## What is needed
Find "Read out every word on this page." in the records that follow; print that line and each subsequent line through the last one, verbatim and with nothing added.

— begin Records supplied —

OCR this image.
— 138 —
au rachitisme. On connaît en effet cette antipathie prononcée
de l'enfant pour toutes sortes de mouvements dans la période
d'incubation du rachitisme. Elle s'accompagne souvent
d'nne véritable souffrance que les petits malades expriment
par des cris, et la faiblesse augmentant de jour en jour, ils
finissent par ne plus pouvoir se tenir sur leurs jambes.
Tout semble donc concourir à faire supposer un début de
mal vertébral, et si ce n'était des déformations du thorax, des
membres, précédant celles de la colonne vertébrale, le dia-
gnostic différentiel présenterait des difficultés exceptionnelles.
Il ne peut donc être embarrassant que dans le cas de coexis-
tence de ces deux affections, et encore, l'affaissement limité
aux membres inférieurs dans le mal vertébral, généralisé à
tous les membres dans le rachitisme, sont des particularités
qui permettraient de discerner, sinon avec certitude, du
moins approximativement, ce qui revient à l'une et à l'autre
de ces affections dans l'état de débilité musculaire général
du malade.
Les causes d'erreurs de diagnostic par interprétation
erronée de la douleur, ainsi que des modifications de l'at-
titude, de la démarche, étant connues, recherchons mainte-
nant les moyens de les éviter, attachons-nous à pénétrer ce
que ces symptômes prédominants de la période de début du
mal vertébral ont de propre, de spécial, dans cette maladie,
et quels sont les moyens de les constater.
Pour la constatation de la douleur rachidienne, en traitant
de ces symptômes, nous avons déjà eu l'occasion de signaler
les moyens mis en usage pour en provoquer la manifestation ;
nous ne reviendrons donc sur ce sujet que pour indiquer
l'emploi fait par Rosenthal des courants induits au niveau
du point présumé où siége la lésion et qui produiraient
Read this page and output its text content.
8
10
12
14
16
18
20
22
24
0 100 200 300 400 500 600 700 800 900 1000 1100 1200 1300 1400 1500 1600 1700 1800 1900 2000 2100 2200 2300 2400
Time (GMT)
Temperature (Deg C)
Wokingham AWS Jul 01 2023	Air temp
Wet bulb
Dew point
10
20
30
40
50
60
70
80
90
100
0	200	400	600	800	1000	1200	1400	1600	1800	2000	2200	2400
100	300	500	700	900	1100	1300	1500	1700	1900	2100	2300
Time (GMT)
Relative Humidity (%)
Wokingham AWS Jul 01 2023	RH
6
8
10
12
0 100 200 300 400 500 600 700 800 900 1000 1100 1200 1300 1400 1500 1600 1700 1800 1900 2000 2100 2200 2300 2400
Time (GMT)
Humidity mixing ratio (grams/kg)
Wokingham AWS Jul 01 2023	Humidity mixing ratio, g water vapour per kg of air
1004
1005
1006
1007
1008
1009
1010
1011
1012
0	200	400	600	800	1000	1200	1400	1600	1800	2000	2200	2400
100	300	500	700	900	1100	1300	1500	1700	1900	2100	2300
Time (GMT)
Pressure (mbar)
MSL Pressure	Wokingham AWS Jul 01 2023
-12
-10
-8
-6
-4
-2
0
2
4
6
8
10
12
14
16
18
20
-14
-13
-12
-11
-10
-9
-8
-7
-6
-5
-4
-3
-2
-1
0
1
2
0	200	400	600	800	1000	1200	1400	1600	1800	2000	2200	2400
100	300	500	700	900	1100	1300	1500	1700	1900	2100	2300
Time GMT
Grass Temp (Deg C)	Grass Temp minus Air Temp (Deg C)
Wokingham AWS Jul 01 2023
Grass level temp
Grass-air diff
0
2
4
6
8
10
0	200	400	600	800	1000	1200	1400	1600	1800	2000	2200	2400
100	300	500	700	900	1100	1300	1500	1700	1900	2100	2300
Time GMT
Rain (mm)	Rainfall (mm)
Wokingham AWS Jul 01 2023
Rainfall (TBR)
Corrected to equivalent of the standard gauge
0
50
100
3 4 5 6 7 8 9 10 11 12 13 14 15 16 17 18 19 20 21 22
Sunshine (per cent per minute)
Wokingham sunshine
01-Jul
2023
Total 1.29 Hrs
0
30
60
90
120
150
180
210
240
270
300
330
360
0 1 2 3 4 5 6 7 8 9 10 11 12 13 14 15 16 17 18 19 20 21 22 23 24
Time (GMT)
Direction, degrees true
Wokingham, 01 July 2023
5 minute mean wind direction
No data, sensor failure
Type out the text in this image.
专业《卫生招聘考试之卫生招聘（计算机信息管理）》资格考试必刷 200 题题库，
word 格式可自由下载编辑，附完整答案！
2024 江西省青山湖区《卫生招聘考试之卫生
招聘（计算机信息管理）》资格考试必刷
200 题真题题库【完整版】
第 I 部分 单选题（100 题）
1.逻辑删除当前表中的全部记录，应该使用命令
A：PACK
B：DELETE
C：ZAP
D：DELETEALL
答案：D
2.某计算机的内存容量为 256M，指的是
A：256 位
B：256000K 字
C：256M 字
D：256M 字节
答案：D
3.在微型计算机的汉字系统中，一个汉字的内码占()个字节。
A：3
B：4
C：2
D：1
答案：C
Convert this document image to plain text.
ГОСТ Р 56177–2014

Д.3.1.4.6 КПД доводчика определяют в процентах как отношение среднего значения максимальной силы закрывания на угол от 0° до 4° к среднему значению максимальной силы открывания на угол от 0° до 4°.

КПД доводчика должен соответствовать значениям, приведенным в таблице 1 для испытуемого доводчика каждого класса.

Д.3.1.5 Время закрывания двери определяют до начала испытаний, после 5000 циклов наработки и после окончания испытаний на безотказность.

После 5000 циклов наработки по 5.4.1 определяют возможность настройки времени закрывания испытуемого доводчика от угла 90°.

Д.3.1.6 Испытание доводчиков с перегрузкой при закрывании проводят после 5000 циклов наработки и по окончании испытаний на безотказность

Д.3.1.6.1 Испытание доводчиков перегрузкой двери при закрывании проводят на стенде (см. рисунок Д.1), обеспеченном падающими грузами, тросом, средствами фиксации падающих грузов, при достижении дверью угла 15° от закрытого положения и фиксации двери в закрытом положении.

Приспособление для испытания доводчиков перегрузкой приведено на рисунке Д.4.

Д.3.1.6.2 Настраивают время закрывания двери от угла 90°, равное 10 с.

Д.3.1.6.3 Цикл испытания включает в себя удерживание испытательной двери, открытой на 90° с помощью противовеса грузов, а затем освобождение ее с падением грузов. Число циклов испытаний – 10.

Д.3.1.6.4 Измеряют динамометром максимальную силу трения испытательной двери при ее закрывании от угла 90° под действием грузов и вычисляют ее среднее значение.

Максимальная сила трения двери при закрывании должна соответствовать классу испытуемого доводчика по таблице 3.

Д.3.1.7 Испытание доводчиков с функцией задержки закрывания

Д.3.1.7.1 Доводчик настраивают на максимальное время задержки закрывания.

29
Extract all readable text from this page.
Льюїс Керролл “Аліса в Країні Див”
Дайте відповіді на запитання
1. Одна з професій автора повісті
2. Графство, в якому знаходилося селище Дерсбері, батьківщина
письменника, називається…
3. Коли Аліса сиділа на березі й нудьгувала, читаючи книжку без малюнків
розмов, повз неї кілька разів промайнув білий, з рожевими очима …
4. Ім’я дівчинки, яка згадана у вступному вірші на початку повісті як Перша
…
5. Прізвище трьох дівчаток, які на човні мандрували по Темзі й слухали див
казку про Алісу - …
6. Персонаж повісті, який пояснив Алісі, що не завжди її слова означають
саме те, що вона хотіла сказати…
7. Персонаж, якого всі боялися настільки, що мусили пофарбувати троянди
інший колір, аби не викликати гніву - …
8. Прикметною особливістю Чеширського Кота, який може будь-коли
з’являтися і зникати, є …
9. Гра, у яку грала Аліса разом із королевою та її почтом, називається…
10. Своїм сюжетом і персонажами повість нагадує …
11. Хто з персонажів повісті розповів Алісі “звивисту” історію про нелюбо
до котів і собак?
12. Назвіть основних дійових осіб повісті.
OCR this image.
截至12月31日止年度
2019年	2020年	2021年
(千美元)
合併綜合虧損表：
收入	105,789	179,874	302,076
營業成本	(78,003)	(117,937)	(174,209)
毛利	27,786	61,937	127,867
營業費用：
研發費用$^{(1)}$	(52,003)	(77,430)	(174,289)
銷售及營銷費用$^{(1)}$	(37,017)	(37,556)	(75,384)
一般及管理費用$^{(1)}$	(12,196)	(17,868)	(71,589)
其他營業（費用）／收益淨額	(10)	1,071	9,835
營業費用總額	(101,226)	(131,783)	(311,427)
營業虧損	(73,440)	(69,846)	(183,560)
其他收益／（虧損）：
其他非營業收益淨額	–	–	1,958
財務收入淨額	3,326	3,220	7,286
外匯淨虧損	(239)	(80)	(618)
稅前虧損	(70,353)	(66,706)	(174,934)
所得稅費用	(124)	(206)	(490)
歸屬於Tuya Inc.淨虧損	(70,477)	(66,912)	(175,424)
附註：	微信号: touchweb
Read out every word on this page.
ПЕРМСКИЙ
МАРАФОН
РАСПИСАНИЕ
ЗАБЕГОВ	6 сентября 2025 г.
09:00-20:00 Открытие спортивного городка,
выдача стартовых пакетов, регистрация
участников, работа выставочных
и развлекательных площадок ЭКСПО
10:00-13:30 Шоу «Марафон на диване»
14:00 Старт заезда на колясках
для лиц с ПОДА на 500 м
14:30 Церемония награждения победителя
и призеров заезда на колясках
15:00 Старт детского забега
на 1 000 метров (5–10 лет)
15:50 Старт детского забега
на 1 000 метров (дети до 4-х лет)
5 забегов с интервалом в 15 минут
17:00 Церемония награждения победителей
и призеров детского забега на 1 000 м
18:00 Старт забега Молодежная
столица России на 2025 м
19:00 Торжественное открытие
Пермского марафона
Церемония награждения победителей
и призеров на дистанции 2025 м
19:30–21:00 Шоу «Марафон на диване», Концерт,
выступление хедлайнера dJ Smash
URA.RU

— end Records supplied —

## Final result
Read out every word on this page.
ПЕРМСКИЙ
МАРАФОН
РАСПИСАНИЕ
ЗАБЕГОВ	6 сентября 2025 г.
09:00-20:00 Открытие спортивного городка,
выдача стартовых пакетов, регистрация
участников, работа выставочных
и развлекательных площадок ЭКСПО
10:00-13:30 Шоу «Марафон на диване»
14:00 Старт заезда на колясках
для лиц с ПОДА на 500 м
14:30 Церемония награждения победителя
и призеров заезда на колясках
15:00 Старт детского забега
на 1 000 метров (5–10 лет)
15:50 Старт детского забега
на 1 000 метров (дети до 4-х лет)
5 забегов с интервалом в 15 минут
17:00 Церемония награждения победителей
и призеров детского забега на 1 000 м
18:00 Старт забега Молодежная
столица России на 2025 м
19:00 Торжественное открытие
Пермского марафона
Церемония награждения победителей
и призеров на дистанции 2025 м
19:30–21:00 Шоу «Марафон на диване», Концерт,
выступление хедлайнера dJ Smash
URA.RU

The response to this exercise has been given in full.